Exercise description
Reproduce each record below exactly as written.

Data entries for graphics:
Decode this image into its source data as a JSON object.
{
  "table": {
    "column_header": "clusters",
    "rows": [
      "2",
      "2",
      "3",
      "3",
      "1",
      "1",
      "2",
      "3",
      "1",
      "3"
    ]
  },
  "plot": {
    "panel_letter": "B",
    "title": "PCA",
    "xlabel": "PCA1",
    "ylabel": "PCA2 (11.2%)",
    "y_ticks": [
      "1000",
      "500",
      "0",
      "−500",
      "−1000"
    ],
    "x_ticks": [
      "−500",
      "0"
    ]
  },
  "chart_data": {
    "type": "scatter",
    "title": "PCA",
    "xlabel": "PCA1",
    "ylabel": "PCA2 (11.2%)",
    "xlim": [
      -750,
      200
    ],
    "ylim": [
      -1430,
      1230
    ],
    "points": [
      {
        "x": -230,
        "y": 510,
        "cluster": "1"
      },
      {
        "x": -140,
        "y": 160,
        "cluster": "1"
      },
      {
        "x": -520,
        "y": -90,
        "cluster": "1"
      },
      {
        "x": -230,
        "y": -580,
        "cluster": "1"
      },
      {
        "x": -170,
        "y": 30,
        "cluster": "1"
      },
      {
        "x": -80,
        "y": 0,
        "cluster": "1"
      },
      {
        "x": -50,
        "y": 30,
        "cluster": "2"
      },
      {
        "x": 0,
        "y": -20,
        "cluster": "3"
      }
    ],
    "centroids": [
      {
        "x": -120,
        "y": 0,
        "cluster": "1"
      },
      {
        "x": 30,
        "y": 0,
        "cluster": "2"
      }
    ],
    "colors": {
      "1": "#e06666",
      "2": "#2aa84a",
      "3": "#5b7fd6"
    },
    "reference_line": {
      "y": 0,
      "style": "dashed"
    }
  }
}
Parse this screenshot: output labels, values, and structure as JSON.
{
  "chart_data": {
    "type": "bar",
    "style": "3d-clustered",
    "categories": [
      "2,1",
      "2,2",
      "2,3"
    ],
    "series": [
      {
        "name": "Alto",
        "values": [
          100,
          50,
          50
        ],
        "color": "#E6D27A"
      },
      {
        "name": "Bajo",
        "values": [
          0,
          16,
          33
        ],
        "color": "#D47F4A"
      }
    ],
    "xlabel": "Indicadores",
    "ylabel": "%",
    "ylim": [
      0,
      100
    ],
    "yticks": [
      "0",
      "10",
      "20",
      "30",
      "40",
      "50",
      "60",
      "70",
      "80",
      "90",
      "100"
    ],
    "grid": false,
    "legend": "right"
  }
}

Task answer
Decode this image into its source data as a JSON object.
{
  "table": {
    "column_header": "clusters",
    "rows": [
      "2",
      "2",
      "3",
      "3",
      "1",
      "1",
      "2",
      "3",
      "1",
      "3"
    ]
  },
  "plot": {
    "panel_letter": "B",
    "title": "PCA",
    "xlabel": "PCA1",
    "ylabel": "PCA2 (11.2%)",
    "y_ticks": [
      "1000",
      "500",
      "0",
      "−500",
      "−1000"
    ],
    "x_ticks": [
      "−500",
      "0"
    ]
  },
  "chart_data": {
    "type": "scatter",
    "title": "PCA",
    "xlabel": "PCA1",
    "ylabel": "PCA2 (11.2%)",
    "xlim": [
      -750,
      200
    ],
    "ylim": [
      -1430,
      1230
    ],
    "points": [
      {
        "x": -230,
        "y": 510,
        "cluster": "1"
      },
      {
        "x": -140,
        "y": 160,
        "cluster": "1"
      },
      {
        "x": -520,
        "y": -90,
        "cluster": "1"
      },
      {
        "x": -230,
        "y": -580,
        "cluster": "1"
      },
      {
        "x": -170,
        "y": 30,
        "cluster": "1"
      },
      {
        "x": -80,
        "y": 0,
        "cluster": "1"
      },
      {
        "x": -50,
        "y": 30,
        "cluster": "2"
      },
      {
        "x": 0,
        "y": -20,
        "cluster": "3"
      }
    ],
    "centroids": [
      {
        "x": -120,
        "y": 0,
        "cluster": "1"
      },
      {
        "x": 30,
        "y": 0,
        "cluster": "2"
      }
    ],
    "colors": {
      "1": "#e06666",
      "2": "#2aa84a",
      "3": "#5b7fd6"
    },
    "reference_line": {
      "y": 0,
      "style": "dashed"
    }
  }
}
Parse this screenshot: output labels, values, and structure as JSON.
{
  "chart_data": {
    "type": "bar",
    "style": "3d-clustered",
    "categories": [
      "2,1",
      "2,2",
      "2,3"
    ],
    "series": [
      {
        "name": "Alto",
        "values": [
          100,
          50,
          50
        ],
        "color": "#E6D27A"
      },
      {
        "name": "Bajo",
        "values": [
          0,
          16,
          33
        ],
        "color": "#D47F4A"
      }
    ],
    "xlabel": "Indicadores",
    "ylabel": "%",
    "ylim": [
      0,
      100
    ],
    "yticks": [
      "0",
      "10",
      "20",
      "30",
      "40",
      "50",
      "60",
      "70",
      "80",
      "90",
      "100"
    ],
    "grid": false,
    "legend": "right"
  }
}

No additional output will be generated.